>>>

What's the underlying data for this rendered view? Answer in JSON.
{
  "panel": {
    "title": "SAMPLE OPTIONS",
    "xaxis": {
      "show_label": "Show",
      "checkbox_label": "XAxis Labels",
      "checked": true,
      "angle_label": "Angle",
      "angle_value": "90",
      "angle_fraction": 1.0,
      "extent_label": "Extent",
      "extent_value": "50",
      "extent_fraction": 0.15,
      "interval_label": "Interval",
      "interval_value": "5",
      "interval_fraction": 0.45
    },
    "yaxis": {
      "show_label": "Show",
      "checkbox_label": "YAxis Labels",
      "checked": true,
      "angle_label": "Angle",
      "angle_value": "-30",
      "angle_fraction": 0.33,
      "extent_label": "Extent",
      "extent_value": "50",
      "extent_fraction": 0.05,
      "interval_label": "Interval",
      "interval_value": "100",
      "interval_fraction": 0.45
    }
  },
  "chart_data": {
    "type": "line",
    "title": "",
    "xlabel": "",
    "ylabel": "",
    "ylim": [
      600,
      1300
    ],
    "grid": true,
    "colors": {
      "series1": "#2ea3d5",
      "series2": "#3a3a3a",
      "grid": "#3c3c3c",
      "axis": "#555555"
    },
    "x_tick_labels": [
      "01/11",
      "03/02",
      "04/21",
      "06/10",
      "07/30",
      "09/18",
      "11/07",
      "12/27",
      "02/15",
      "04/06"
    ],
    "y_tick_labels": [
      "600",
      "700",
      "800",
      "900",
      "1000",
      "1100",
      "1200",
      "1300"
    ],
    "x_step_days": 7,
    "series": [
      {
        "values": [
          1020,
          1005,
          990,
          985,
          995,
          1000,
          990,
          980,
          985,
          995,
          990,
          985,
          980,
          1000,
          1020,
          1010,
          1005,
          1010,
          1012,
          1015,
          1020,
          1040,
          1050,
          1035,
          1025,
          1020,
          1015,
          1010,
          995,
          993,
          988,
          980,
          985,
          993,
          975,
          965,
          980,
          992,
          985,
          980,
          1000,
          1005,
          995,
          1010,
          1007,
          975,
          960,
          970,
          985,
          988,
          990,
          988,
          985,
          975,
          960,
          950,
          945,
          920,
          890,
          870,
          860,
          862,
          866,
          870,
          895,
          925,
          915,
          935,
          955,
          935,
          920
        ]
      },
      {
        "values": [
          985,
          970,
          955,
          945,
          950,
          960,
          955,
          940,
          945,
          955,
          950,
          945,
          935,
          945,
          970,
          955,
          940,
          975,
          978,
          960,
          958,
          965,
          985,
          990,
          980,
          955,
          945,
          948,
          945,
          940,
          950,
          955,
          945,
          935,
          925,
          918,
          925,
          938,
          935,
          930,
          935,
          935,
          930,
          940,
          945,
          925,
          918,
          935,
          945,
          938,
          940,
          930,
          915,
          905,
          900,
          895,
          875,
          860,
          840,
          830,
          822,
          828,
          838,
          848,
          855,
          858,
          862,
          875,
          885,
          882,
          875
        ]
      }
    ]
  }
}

<<<

WORK TO COMPLETE
Please restate the data word for word, every record included.

FINAL ANSWER
What's the underlying data for this rendered view? Answer in JSON.
{
  "panel": {
    "title": "SAMPLE OPTIONS",
    "xaxis": {
      "show_label": "Show",
      "checkbox_label": "XAxis Labels",
      "checked": true,
      "angle_label": "Angle",
      "angle_value": "90",
      "angle_fraction": 1.0,
      "extent_label": "Extent",
      "extent_value": "50",
      "extent_fraction": 0.15,
      "interval_label": "Interval",
      "interval_value": "5",
      "interval_fraction": 0.45
    },
    "yaxis": {
      "show_label": "Show",
      "checkbox_label": "YAxis Labels",
      "checked": true,
      "angle_label": "Angle",
      "angle_value": "-30",
      "angle_fraction": 0.33,
      "extent_label": "Extent",
      "extent_value": "50",
      "extent_fraction": 0.05,
      "interval_label": "Interval",
      "interval_value": "100",
      "interval_fraction": 0.45
    }
  },
  "chart_data": {
    "type": "line",
    "title": "",
    "xlabel": "",
    "ylabel": "",
    "ylim": [
      600,
      1300
    ],
    "grid": true,
    "colors": {
      "series1": "#2ea3d5",
      "series2": "#3a3a3a",
      "grid": "#3c3c3c",
      "axis": "#555555"
    },
    "x_tick_labels": [
      "01/11",
      "03/02",
      "04/21",
      "06/10",
      "07/30",
      "09/18",
      "11/07",
      "12/27",
      "02/15",
      "04/06"
    ],
    "y_tick_labels": [
      "600",
      "700",
      "800",
      "900",
      "1000",
      "1100",
      "1200",
      "1300"
    ],
    "x_step_days": 7,
    "series": [
      {
        "values": [
          1020,
          1005,
          990,
          985,
          995,
          1000,
          990,
          980,
          985,
          995,
          990,
          985,
          980,
          1000,
          1020,
          1010,
          1005,
          1010,
          1012,
          1015,
          1020,
          1040,
          1050,
          1035,
          1025,
          1020,
          1015,
          1010,
          995,
          993,
          988,
          980,
          985,
          993,
          975,
          965,
          980,
          992,
          985,
          980,
          1000,
          1005,
          995,
          1010,
          1007,
          975,
          960,
          970,
          985,
          988,
          990,
          988,
          985,
          975,
          960,
          950,
          945,
          920,
          890,
          870,
          860,
          862,
          866,
          870,
          895,
          925,
          915,
          935,
          955,
          935,
          920
        ]
      },
      {
        "values": [
          985,
          970,
          955,
          945,
          950,
          960,
          955,
          940,
          945,
          955,
          950,
          945,
          935,
          945,
          970,
          955,
          940,
          975,
          978,
          960,
          958,
          965,
          985,
          990,
          980,
          955,
          945,
          948,
          945,
          940,
          950,
          955,
          945,
          935,
          925,
          918,
          925,
          938,
          935,
          930,
          935,
          935,
          930,
          940,
          945,
          925,
          918,
          935,
          945,
          938,
          940,
          930,
          915,
          905,
          900,
          895,
          875,
          860,
          840,
          830,
          822,
          828,
          838,
          848,
          855,
          858,
          862,
          875,
          885,
          882,
          875
        ]
      }
    ]
  }
}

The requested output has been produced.